### Task to complete
Collect every line below that contains the word "SEMINGGU".

Dataset listings of figures
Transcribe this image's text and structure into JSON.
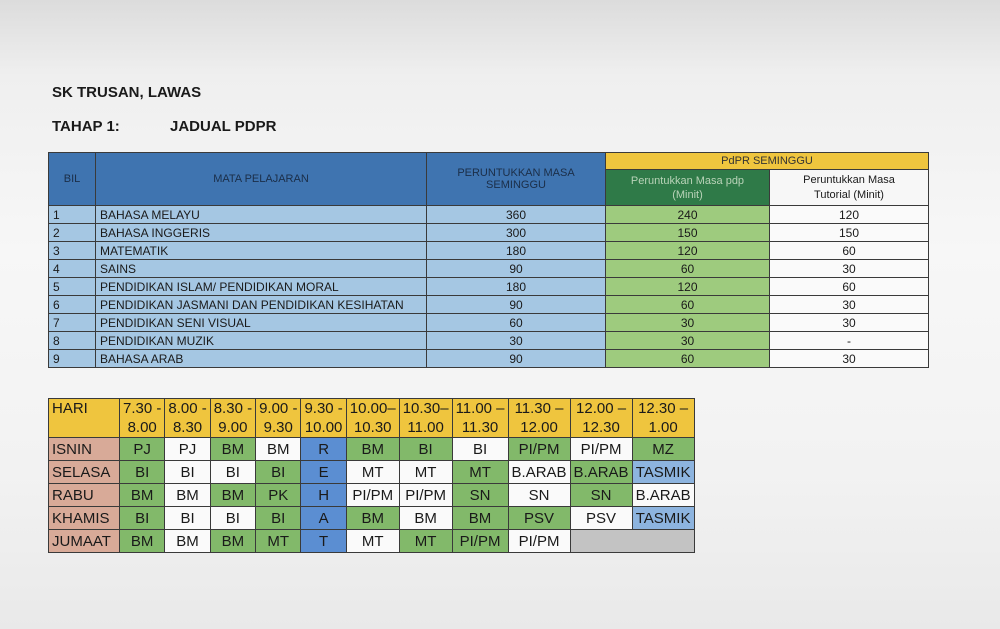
{
  "header": {
    "school": "SK TRUSAN, LAWAS",
    "tahap": "TAHAP 1:",
    "title": "JADUAL PDPR"
  },
  "allocation": {
    "headers": {
      "bil": "BIL",
      "subject": "MATA PELAJARAN",
      "weekly_line1": "PERUNTUKKAN MASA",
      "weekly_line2": "SEMINGGU",
      "pdpr": "PdPR SEMINGGU",
      "pdp_line1": "Peruntukkan Masa pdp",
      "pdp_line2": "(Minit)",
      "tutorial_line1": "Peruntukkan Masa",
      "tutorial_line2": "Tutorial (Minit)"
    },
    "rows": [
      {
        "no": "1",
        "subject": "BAHASA MELAYU",
        "weekly": "360",
        "pdp": "240",
        "tutorial": "120"
      },
      {
        "no": "2",
        "subject": "BAHASA INGGERIS",
        "weekly": "300",
        "pdp": "150",
        "tutorial": "150"
      },
      {
        "no": "3",
        "subject": "MATEMATIK",
        "weekly": "180",
        "pdp": "120",
        "tutorial": "60"
      },
      {
        "no": "4",
        "subject": "SAINS",
        "weekly": "90",
        "pdp": "60",
        "tutorial": "30"
      },
      {
        "no": "5",
        "subject": "PENDIDIKAN ISLAM/ PENDIDIKAN MORAL",
        "weekly": "180",
        "pdp": "120",
        "tutorial": "60"
      },
      {
        "no": "6",
        "subject": "PENDIDIKAN JASMANI DAN PENDIDIKAN KESIHATAN",
        "weekly": "90",
        "pdp": "60",
        "tutorial": "30"
      },
      {
        "no": "7",
        "subject": "PENDIDIKAN SENI VISUAL",
        "weekly": "60",
        "pdp": "30",
        "tutorial": "30"
      },
      {
        "no": "8",
        "subject": "PENDIDIKAN MUZIK",
        "weekly": "30",
        "pdp": "30",
        "tutorial": "-"
      },
      {
        "no": "9",
        "subject": "BAHASA ARAB",
        "weekly": "90",
        "pdp": "60",
        "tutorial": "30"
      }
    ]
  },
  "timetable": {
    "hari": "HARI",
    "times": [
      {
        "a": "7.30 -",
        "b": "8.00"
      },
      {
        "a": "8.00 -",
        "b": "8.30"
      },
      {
        "a": "8.30 -",
        "b": "9.00"
      },
      {
        "a": "9.00 -",
        "b": "9.30"
      },
      {
        "a": "9.30 -",
        "b": "10.00"
      },
      {
        "a": "10.00–",
        "b": "10.30"
      },
      {
        "a": "10.30–",
        "b": "11.00"
      },
      {
        "a": "11.00 –",
        "b": "11.30"
      },
      {
        "a": "11.30 –",
        "b": "12.00"
      },
      {
        "a": "12.00 –",
        "b": "12.30"
      },
      {
        "a": "12.30 –",
        "b": "1.00"
      }
    ],
    "days": [
      {
        "name": "ISNIN",
        "slots": [
          "PJ",
          "PJ",
          "BM",
          "BM",
          "R",
          "BM",
          "BI",
          "BI",
          "PI/PM",
          "PI/PM",
          "MZ"
        ]
      },
      {
        "name": "SELASA",
        "slots": [
          "BI",
          "BI",
          "BI",
          "BI",
          "E",
          "MT",
          "MT",
          "MT",
          "B.ARAB",
          "B.ARAB",
          "TASMIK"
        ]
      },
      {
        "name": "RABU",
        "slots": [
          "BM",
          "BM",
          "BM",
          "PK",
          "H",
          "PI/PM",
          "PI/PM",
          "SN",
          "SN",
          "SN",
          "B.ARAB"
        ]
      },
      {
        "name": "KHAMIS",
        "slots": [
          "BI",
          "BI",
          "BI",
          "BI",
          "A",
          "BM",
          "BM",
          "BM",
          "PSV",
          "PSV",
          "TASMIK"
        ]
      },
      {
        "name": "JUMAAT",
        "slots": [
          "BM",
          "BM",
          "BM",
          "MT",
          "T",
          "MT",
          "MT",
          "PI/PM",
          "PI/PM",
          "",
          ""
        ]
      }
    ],
    "colors": {
      "green": "#82b96a",
      "white": "#fafafa",
      "light_blue": "#8db4df",
      "rehat_blue": "#5b8ed2",
      "grey": "#c3c3c3",
      "header_yellow": "#efc53e",
      "day_salmon": "#d8aa98"
    }
  }
}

### Completed exercise
      "weekly_line2": "SEMINGGU",
      "pdpr": "PdPR SEMINGGU",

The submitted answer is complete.